● **Job**: Reproduce all of the data below without alteration; exclude every picture.

--*--

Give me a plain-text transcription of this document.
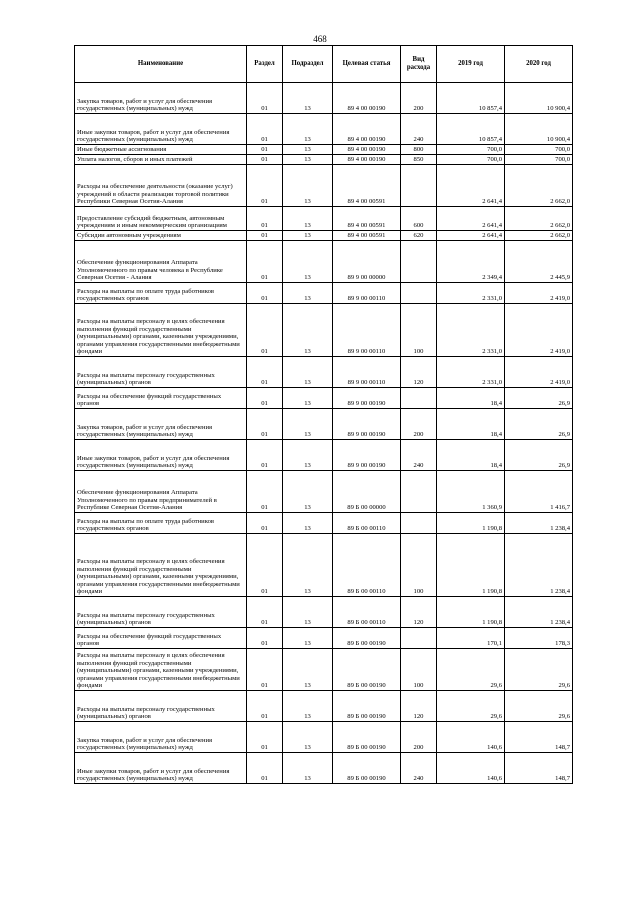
468
Наименование	Раздел	Подраздел	Целевая статья	Вид расхода	2019 год	2020 год
Закупка товаров, работ и услуг для обеспечения государственных (муниципальных) нужд	01	13	89 4 00 00190	200	10 857,4	10 900,4
Иные закупки товаров, работ и услуг для обеспечения государственных (муниципальных) нужд	01	13	89 4 00 00190	240	10 857,4	10 900,4
Иные бюджетные ассигнования	01	13	89 4 00 00190	800	700,0	700,0
Уплата налогов, сборов и иных платежей	01	13	89 4 00 00190	850	700,0	700,0
Расходы на обеспечение деятельности (оказание услуг) учреждений в области реализации торговой политики Республики Северная Осетия-Алания	01	13	89 4 00 00591		2 641,4	2 662,0
Предоставление субсидий бюджетным, автономным учреждениям и иным некоммерческим организациям	01	13	89 4 00 00591	600	2 641,4	2 662,0
Субсидии автономным учреждениям	01	13	89 4 00 00591	620	2 641,4	2 662,0
Обеспечение функционирования Аппарата Уполномоченного по правам человека в Республике Северная Осетия - Алания	01	13	89 9 00 00000		2 349,4	2 445,9
Расходы на выплаты по оплате труда работников государственных органов	01	13	89 9 00 00110		2 331,0	2 419,0
Расходы на выплаты персоналу в целях обеспечения выполнения функций государственными (муниципальными) органами, казенными учреждениями, органами управления государственными внебюджетными фондами	01	13	89 9 00 00110	100	2 331,0	2 419,0
Расходы на выплаты персоналу государственных (муниципальных) органов	01	13	89 9 00 00110	120	2 331,0	2 419,0
Расходы на обеспечение функций государственных органов	01	13	89 9 00 00190		18,4	26,9
Закупка товаров, работ и услуг для обеспечения государственных (муниципальных) нужд	01	13	89 9 00 00190	200	18,4	26,9
Иные закупки товаров, работ и услуг для обеспечения государственных (муниципальных) нужд	01	13	89 9 00 00190	240	18,4	26,9
Обеспечение функционирования Аппарата Уполномоченного по правам предпринимателей в Республике Северная Осетия-Алания	01	13	89 Б 00 00000		1 360,9	1 416,7
Расходы на выплаты по оплате труда работников государственных органов	01	13	89 Б 00 00110		1 190,8	1 238,4
Расходы на выплаты персоналу в целях обеспечения выполнения функций государственными (муниципальными) органами, казенными учреждениями, органами управления государственными внебюджетными фондами	01	13	89 Б 00 00110	100	1 190,8	1 238,4
Расходы на выплаты персоналу государственных (муниципальных) органов	01	13	89 Б 00 00110	120	1 190,8	1 238,4
Расходы на обеспечение функций государственных органов	01	13	89 Б 00 00190		170,1	178,3
Расходы на выплаты персоналу в целях обеспечения выполнения функций государственными (муниципальными) органами, казенными учреждениями, органами управления государственными внебюджетными фондами	01	13	89 Б 00 00190	100	29,6	29,6
Расходы на выплаты персоналу государственных (муниципальных) органов	01	13	89 Б 00 00190	120	29,6	29,6
Закупка товаров, работ и услуг для обеспечения государственных (муниципальных) нужд	01	13	89 Б 00 00190	200	140,6	148,7
Иные закупки товаров, работ и услуг для обеспечения государственных (муниципальных) нужд	01	13	89 Б 00 00190	240	140,6	148,7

--*--

● **Answer**:
Give me a plain-text transcription of this document.
468
Наименование	Раздел	Подраздел	Целевая статья	Вид расхода	2019 год	2020 год
Закупка товаров, работ и услуг для обеспечения государственных (муниципальных) нужд	01	13	89 4 00 00190	200	10 857,4	10 900,4
Иные закупки товаров, работ и услуг для обеспечения государственных (муниципальных) нужд	01	13	89 4 00 00190	240	10 857,4	10 900,4
Иные бюджетные ассигнования	01	13	89 4 00 00190	800	700,0	700,0
Уплата налогов, сборов и иных платежей	01	13	89 4 00 00190	850	700,0	700,0
Расходы на обеспечение деятельности (оказание услуг) учреждений в области реализации торговой политики Республики Северная Осетия-Алания	01	13	89 4 00 00591		2 641,4	2 662,0
Предоставление субсидий бюджетным, автономным учреждениям и иным некоммерческим организациям	01	13	89 4 00 00591	600	2 641,4	2 662,0
Субсидии автономным учреждениям	01	13	89 4 00 00591	620	2 641,4	2 662,0
Обеспечение функционирования Аппарата Уполномоченного по правам человека в Республике Северная Осетия - Алания	01	13	89 9 00 00000		2 349,4	2 445,9
Расходы на выплаты по оплате труда работников государственных органов	01	13	89 9 00 00110		2 331,0	2 419,0
Расходы на выплаты персоналу в целях обеспечения выполнения функций государственными (муниципальными) органами, казенными учреждениями, органами управления государственными внебюджетными фондами	01	13	89 9 00 00110	100	2 331,0	2 419,0
Расходы на выплаты персоналу государственных (муниципальных) органов	01	13	89 9 00 00110	120	2 331,0	2 419,0
Расходы на обеспечение функций государственных органов	01	13	89 9 00 00190		18,4	26,9
Закупка товаров, работ и услуг для обеспечения государственных (муниципальных) нужд	01	13	89 9 00 00190	200	18,4	26,9
Иные закупки товаров, работ и услуг для обеспечения государственных (муниципальных) нужд	01	13	89 9 00 00190	240	18,4	26,9
Обеспечение функционирования Аппарата Уполномоченного по правам предпринимателей в Республике Северная Осетия-Алания	01	13	89 Б 00 00000		1 360,9	1 416,7
Расходы на выплаты по оплате труда работников государственных органов	01	13	89 Б 00 00110		1 190,8	1 238,4
Расходы на выплаты персоналу в целях обеспечения выполнения функций государственными (муниципальными) органами, казенными учреждениями, органами управления государственными внебюджетными фондами	01	13	89 Б 00 00110	100	1 190,8	1 238,4
Расходы на выплаты персоналу государственных (муниципальных) органов	01	13	89 Б 00 00110	120	1 190,8	1 238,4
Расходы на обеспечение функций государственных органов	01	13	89 Б 00 00190		170,1	178,3
Расходы на выплаты персоналу в целях обеспечения выполнения функций государственными (муниципальными) органами, казенными учреждениями, органами управления государственными внебюджетными фондами	01	13	89 Б 00 00190	100	29,6	29,6
Расходы на выплаты персоналу государственных (муниципальных) органов	01	13	89 Б 00 00190	120	29,6	29,6
Закупка товаров, работ и услуг для обеспечения государственных (муниципальных) нужд	01	13	89 Б 00 00190	200	140,6	148,7
Иные закупки товаров, работ и услуг для обеспечения государственных (муниципальных) нужд	01	13	89 Б 00 00190	240	140,6	148,7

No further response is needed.